## Stated problem
Repeat all the material exactly; pictures stay out of your copy.

Records from a data source

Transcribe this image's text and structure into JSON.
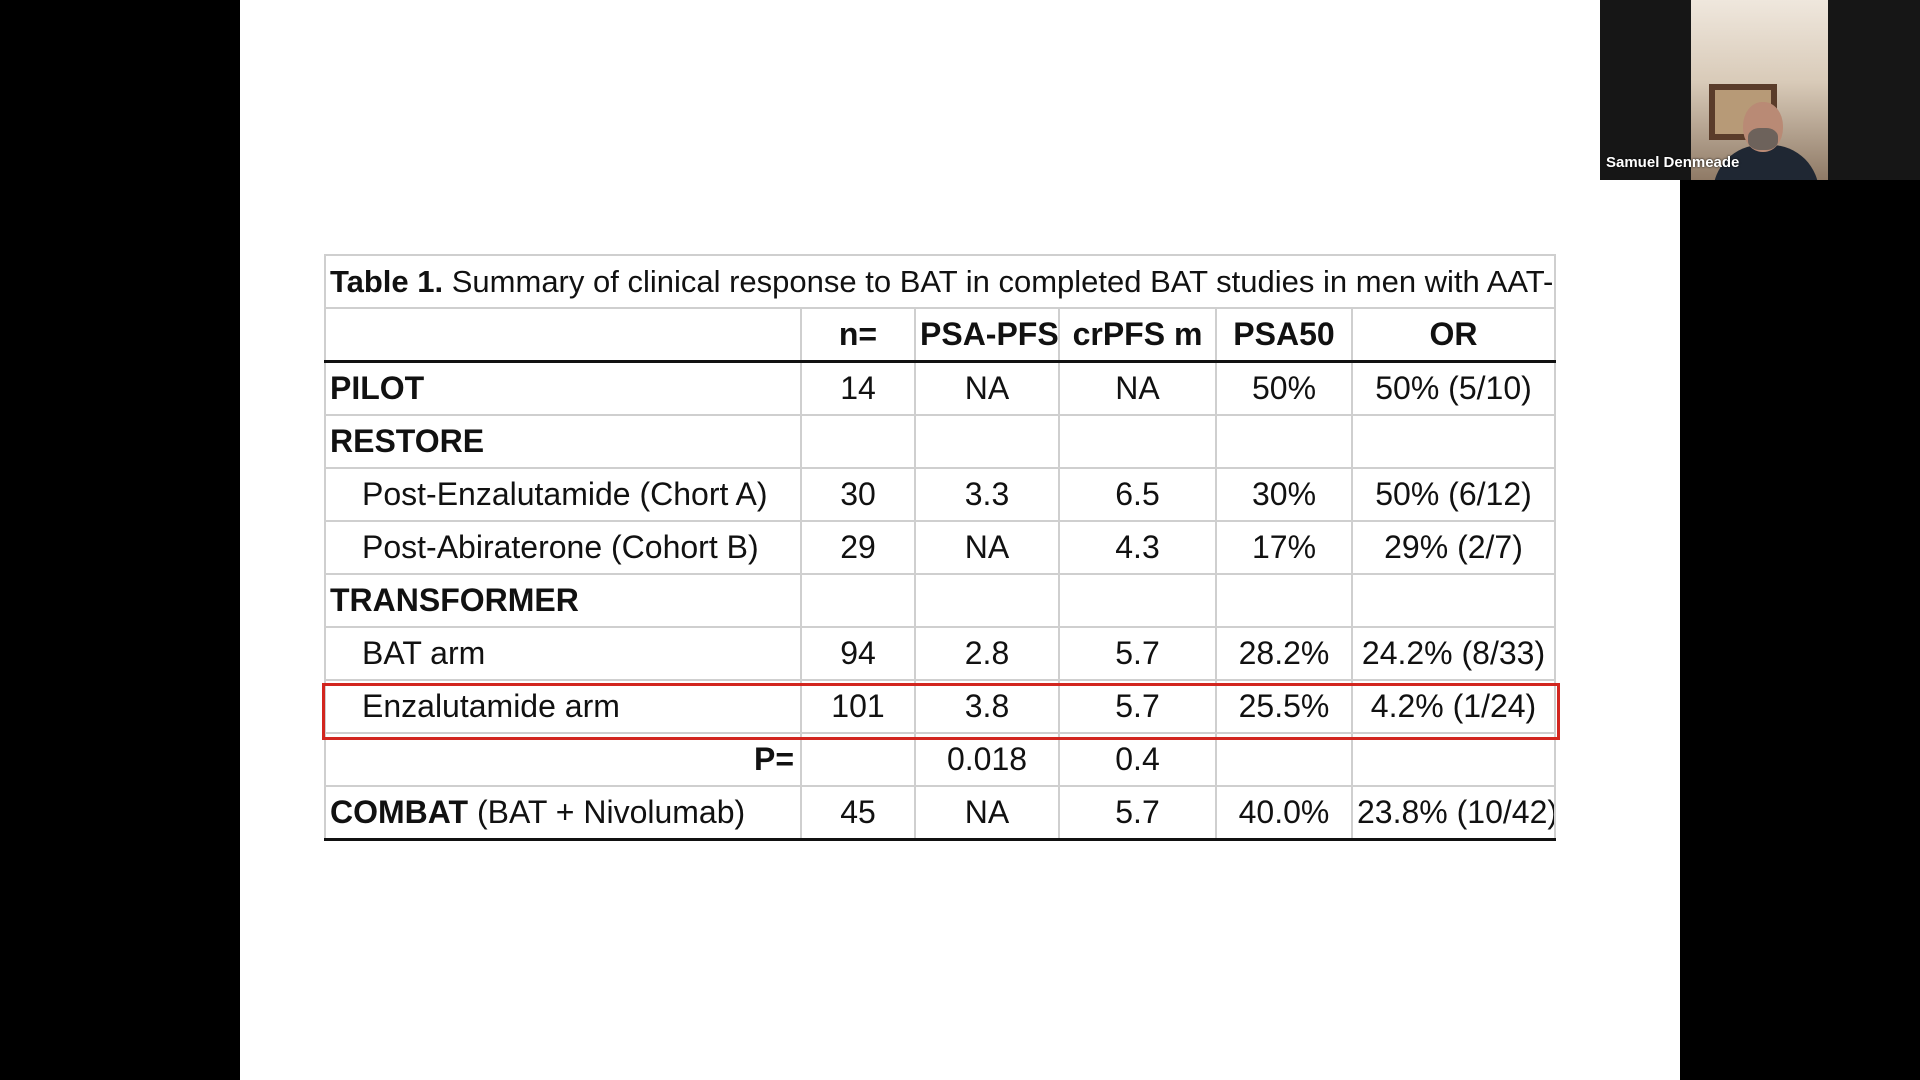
{
  "participant": {
    "name": "Samuel Denmeade"
  },
  "table": {
    "caption_bold": "Table 1.",
    "caption_rest": " Summary of clinical response to BAT in completed BAT studies in men with AAT-resistant PCa",
    "headers": [
      "",
      "n=",
      "PSA-PFS m",
      "crPFS m",
      "PSA50",
      "OR"
    ],
    "rows": [
      {
        "label": "PILOT",
        "values": [
          "14",
          "NA",
          "NA",
          "50%",
          "50% (5/10)"
        ]
      },
      {
        "label": "RESTORE",
        "values": [
          "",
          "",
          "",
          "",
          ""
        ]
      },
      {
        "label": "Post-Enzalutamide (Chort A)",
        "values": [
          "30",
          "3.3",
          "6.5",
          "30%",
          "50% (6/12)"
        ]
      },
      {
        "label": "Post-Abiraterone (Cohort B)",
        "values": [
          "29",
          "NA",
          "4.3",
          "17%",
          "29% (2/7)"
        ]
      },
      {
        "label": "TRANSFORMER",
        "values": [
          "",
          "",
          "",
          "",
          ""
        ]
      },
      {
        "label": "BAT arm",
        "values": [
          "94",
          "2.8",
          "5.7",
          "28.2%",
          "24.2% (8/33)"
        ]
      },
      {
        "label": "Enzalutamide arm",
        "values": [
          "101",
          "3.8",
          "5.7",
          "25.5%",
          "4.2% (1/24)"
        ]
      },
      {
        "label": "P=",
        "values": [
          "",
          "0.018",
          "0.4",
          "",
          ""
        ]
      },
      {
        "label_bold": "COMBAT",
        "label_rest": " (BAT + Nivolumab)",
        "values": [
          "45",
          "NA",
          "5.7",
          "40.0%",
          "23.8% (10/42)"
        ]
      }
    ]
  },
  "colors": {
    "highlight": "#d2261f",
    "slide_background": "#ffffff",
    "screen_background": "#000000"
  }
}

## Problem solution
Transcribe this image's text and structure into JSON.
{
  "participant": {
    "name": "Samuel Denmeade"
  },
  "table": {
    "caption_bold": "Table 1.",
    "caption_rest": " Summary of clinical response to BAT in completed BAT studies in men with AAT-resistant PCa",
    "headers": [
      "",
      "n=",
      "PSA-PFS m",
      "crPFS m",
      "PSA50",
      "OR"
    ],
    "rows": [
      {
        "label": "PILOT",
        "values": [
          "14",
          "NA",
          "NA",
          "50%",
          "50% (5/10)"
        ]
      },
      {
        "label": "RESTORE",
        "values": [
          "",
          "",
          "",
          "",
          ""
        ]
      },
      {
        "label": "Post-Enzalutamide (Chort A)",
        "values": [
          "30",
          "3.3",
          "6.5",
          "30%",
          "50% (6/12)"
        ]
      },
      {
        "label": "Post-Abiraterone (Cohort B)",
        "values": [
          "29",
          "NA",
          "4.3",
          "17%",
          "29% (2/7)"
        ]
      },
      {
        "label": "TRANSFORMER",
        "values": [
          "",
          "",
          "",
          "",
          ""
        ]
      },
      {
        "label": "BAT arm",
        "values": [
          "94",
          "2.8",
          "5.7",
          "28.2%",
          "24.2% (8/33)"
        ]
      },
      {
        "label": "Enzalutamide arm",
        "values": [
          "101",
          "3.8",
          "5.7",
          "25.5%",
          "4.2% (1/24)"
        ]
      },
      {
        "label": "P=",
        "values": [
          "",
          "0.018",
          "0.4",
          "",
          ""
        ]
      },
      {
        "label_bold": "COMBAT",
        "label_rest": " (BAT + Nivolumab)",
        "values": [
          "45",
          "NA",
          "5.7",
          "40.0%",
          "23.8% (10/42)"
        ]
      }
    ]
  },
  "colors": {
    "highlight": "#d2261f",
    "slide_background": "#ffffff",
    "screen_background": "#000000"
  }
}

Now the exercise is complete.